▶ _RECORDS FOR THE EXERCISE_
** START **

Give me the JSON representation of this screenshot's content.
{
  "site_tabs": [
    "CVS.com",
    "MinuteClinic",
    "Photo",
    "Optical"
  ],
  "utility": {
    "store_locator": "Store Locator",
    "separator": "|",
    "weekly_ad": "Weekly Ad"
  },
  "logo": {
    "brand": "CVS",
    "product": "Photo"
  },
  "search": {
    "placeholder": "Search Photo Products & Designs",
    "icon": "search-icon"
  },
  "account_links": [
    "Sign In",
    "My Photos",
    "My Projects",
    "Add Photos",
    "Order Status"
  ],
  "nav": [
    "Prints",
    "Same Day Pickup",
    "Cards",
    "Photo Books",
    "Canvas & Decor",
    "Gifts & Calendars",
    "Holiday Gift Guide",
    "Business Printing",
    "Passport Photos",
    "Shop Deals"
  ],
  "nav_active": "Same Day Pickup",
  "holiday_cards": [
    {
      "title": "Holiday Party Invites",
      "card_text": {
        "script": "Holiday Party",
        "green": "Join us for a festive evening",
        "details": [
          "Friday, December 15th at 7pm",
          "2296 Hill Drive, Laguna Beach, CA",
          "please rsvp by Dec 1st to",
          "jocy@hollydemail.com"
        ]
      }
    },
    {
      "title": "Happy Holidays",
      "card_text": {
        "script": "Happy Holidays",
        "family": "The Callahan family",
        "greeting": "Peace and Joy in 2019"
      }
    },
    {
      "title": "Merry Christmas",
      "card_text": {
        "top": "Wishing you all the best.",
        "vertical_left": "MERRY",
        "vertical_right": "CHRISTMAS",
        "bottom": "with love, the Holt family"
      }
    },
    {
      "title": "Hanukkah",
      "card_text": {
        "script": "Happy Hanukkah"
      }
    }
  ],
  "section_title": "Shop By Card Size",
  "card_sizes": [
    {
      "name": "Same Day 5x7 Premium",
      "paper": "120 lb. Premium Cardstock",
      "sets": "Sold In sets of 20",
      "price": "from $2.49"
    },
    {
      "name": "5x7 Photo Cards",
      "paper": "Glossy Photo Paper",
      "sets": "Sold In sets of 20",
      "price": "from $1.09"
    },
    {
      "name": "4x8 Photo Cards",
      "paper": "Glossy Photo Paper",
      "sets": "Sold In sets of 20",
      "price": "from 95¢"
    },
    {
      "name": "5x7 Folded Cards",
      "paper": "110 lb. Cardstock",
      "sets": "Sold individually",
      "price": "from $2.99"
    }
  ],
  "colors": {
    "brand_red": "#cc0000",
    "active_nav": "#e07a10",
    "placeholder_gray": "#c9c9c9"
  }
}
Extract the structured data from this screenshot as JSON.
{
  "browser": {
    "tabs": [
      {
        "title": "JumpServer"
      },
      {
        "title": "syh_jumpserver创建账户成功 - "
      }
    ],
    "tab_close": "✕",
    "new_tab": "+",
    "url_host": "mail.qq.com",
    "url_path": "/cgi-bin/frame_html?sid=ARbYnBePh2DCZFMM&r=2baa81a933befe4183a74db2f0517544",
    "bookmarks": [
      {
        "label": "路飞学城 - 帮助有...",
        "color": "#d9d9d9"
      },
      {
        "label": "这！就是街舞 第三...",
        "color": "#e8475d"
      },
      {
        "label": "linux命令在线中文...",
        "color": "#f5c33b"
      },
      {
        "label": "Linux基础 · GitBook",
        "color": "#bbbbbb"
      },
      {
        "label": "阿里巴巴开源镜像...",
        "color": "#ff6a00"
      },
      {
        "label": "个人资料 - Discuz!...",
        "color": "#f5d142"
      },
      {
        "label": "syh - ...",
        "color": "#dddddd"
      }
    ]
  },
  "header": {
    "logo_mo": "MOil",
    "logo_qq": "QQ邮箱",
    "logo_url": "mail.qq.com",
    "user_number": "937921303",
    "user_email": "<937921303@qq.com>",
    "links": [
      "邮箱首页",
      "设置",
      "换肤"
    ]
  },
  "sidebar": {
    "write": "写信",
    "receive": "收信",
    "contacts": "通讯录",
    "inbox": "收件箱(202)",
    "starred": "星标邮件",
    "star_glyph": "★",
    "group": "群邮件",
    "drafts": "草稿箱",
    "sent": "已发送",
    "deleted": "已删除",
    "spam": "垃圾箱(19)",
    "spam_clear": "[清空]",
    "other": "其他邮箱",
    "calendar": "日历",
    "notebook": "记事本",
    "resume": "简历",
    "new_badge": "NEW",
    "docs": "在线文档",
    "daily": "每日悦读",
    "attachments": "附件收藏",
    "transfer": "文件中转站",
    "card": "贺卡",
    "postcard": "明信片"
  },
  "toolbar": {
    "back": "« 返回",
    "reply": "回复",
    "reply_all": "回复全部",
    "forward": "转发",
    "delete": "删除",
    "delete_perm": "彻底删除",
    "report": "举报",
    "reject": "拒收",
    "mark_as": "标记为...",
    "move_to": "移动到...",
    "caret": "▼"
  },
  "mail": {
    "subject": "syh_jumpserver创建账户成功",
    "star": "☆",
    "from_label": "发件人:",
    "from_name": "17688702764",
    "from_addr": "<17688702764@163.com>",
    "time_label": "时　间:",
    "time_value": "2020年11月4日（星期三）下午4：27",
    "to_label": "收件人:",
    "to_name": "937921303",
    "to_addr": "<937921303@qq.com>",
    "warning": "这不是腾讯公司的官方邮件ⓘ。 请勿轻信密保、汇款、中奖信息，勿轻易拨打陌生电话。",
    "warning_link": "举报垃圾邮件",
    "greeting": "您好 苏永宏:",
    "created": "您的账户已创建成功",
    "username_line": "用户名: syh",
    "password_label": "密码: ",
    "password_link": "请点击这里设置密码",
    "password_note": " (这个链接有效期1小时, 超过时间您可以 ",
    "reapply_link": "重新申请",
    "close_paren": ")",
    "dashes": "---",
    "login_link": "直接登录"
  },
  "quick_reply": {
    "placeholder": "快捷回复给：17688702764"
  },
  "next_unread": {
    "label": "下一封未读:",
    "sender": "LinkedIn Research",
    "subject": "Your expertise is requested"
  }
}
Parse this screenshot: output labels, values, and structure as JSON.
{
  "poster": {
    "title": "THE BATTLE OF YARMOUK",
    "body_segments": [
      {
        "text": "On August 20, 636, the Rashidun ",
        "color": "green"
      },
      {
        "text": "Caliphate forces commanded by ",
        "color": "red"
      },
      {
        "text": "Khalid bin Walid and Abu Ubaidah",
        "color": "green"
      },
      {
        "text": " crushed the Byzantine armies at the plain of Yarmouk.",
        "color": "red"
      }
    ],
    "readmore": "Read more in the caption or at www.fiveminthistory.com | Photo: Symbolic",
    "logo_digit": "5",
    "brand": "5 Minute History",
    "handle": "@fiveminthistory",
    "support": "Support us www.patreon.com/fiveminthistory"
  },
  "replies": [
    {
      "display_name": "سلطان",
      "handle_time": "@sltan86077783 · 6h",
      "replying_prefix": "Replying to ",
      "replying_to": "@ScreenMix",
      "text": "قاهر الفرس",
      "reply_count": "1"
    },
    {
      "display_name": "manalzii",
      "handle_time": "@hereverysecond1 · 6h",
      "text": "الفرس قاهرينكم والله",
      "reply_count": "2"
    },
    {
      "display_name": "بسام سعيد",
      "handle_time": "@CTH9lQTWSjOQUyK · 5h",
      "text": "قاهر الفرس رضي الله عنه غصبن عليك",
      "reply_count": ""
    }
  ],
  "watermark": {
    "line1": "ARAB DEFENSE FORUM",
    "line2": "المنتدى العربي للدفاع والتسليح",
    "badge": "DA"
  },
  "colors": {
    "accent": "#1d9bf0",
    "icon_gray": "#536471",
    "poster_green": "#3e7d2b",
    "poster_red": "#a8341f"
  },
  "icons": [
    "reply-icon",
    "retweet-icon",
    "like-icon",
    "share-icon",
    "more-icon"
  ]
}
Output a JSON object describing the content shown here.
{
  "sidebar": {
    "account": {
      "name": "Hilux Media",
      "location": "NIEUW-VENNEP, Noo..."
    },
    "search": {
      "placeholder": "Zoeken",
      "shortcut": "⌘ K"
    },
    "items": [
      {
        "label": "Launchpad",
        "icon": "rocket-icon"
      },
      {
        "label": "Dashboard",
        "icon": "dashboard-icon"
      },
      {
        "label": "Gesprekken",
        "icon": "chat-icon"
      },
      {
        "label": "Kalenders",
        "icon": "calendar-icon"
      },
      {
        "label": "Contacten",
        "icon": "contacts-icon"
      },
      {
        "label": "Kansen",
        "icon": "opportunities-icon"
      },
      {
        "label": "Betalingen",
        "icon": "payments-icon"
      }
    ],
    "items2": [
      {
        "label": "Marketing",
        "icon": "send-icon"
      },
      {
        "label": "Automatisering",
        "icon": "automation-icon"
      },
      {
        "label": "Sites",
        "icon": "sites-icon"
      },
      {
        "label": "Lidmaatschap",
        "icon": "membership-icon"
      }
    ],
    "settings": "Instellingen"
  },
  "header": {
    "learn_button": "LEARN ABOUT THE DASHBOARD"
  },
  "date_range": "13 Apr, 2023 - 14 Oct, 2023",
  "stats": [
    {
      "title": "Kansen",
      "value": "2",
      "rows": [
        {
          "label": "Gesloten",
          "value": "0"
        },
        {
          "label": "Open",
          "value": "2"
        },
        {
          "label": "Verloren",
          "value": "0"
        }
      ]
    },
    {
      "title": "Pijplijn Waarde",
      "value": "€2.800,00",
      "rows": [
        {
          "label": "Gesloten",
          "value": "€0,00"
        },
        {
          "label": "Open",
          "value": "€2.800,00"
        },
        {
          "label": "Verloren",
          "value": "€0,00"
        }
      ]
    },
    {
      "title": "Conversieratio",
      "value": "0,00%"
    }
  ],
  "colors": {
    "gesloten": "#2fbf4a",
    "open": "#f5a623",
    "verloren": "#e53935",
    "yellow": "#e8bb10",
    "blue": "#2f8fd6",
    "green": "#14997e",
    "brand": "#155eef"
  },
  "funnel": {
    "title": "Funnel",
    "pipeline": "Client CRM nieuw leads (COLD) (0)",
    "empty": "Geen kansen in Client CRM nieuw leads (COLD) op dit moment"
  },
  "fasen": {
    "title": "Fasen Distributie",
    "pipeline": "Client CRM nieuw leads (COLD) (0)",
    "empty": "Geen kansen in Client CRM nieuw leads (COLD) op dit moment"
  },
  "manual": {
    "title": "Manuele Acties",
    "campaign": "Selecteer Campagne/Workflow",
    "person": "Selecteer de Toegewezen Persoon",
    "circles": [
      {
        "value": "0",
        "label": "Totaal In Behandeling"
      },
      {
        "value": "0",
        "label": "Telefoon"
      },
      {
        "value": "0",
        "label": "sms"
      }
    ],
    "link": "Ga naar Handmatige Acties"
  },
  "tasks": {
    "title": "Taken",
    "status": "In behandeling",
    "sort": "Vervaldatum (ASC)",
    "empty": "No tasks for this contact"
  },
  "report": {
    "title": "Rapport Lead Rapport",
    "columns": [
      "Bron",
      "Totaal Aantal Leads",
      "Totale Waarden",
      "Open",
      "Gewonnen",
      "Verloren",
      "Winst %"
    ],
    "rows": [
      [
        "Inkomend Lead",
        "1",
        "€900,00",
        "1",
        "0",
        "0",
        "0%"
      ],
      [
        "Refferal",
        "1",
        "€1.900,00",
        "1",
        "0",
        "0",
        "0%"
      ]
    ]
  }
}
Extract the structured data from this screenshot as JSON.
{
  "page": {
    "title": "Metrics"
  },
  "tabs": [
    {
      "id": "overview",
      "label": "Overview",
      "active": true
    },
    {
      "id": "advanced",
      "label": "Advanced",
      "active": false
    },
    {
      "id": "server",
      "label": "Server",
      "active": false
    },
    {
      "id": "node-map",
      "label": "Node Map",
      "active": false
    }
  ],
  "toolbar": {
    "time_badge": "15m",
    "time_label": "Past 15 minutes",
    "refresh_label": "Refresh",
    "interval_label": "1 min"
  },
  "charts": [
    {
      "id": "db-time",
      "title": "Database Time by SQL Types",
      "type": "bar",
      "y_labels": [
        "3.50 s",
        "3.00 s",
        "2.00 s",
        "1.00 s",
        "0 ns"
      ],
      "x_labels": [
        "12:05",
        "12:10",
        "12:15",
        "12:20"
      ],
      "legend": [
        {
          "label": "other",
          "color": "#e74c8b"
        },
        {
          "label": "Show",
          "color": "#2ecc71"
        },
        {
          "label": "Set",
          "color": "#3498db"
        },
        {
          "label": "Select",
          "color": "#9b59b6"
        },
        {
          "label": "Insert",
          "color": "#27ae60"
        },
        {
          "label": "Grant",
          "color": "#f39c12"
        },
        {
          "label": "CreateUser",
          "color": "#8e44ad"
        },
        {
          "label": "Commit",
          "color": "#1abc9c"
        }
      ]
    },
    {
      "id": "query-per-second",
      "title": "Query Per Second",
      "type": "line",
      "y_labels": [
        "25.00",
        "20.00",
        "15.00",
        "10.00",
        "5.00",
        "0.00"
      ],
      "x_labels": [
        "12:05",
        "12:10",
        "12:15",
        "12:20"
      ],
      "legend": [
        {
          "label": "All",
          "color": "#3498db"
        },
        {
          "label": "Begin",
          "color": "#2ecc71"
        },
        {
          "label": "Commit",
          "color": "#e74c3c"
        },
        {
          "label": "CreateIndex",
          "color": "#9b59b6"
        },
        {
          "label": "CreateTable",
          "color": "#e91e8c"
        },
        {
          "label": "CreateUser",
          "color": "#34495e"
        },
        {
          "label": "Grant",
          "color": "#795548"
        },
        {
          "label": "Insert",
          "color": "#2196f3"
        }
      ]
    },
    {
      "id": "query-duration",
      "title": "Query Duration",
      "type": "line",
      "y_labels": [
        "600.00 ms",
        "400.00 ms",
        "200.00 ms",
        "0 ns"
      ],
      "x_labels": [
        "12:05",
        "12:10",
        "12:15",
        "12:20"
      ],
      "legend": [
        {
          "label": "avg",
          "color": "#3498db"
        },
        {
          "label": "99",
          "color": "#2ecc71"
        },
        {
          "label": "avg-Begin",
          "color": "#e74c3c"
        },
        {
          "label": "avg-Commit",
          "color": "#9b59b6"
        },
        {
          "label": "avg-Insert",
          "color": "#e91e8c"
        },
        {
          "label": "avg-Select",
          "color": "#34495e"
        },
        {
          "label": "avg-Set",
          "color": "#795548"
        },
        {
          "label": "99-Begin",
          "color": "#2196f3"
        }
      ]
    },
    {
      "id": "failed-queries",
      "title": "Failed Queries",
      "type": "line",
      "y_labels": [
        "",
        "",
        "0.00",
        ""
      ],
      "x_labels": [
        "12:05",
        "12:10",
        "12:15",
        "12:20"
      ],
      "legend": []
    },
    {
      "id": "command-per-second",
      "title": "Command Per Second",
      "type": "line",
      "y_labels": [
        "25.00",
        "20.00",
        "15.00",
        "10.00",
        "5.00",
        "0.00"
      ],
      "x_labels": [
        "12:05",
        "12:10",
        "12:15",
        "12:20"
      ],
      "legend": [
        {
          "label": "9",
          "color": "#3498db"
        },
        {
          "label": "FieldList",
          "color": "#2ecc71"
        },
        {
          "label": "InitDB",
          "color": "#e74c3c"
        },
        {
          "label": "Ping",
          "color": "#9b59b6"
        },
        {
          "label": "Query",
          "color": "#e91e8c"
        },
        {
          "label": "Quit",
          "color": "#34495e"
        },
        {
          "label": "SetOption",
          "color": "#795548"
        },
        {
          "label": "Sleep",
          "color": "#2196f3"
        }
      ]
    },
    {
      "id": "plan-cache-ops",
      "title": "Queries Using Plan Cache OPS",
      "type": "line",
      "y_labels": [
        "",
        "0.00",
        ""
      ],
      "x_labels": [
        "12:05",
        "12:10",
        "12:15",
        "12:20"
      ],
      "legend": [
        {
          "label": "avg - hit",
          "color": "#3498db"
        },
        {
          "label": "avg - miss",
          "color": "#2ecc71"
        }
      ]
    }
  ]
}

** END **

▶ _SHORT EXERCISE_
Which lines in the data above contain "fiveminthistory"? Show each one.

▶ _ANSWER IN FULL_
    "readmore": "Read more in the caption or at www.fiveminthistory.com | Photo: Symbolic",
    "handle": "@fiveminthistory",
    "support": "Support us www.patreon.com/fiveminthistory"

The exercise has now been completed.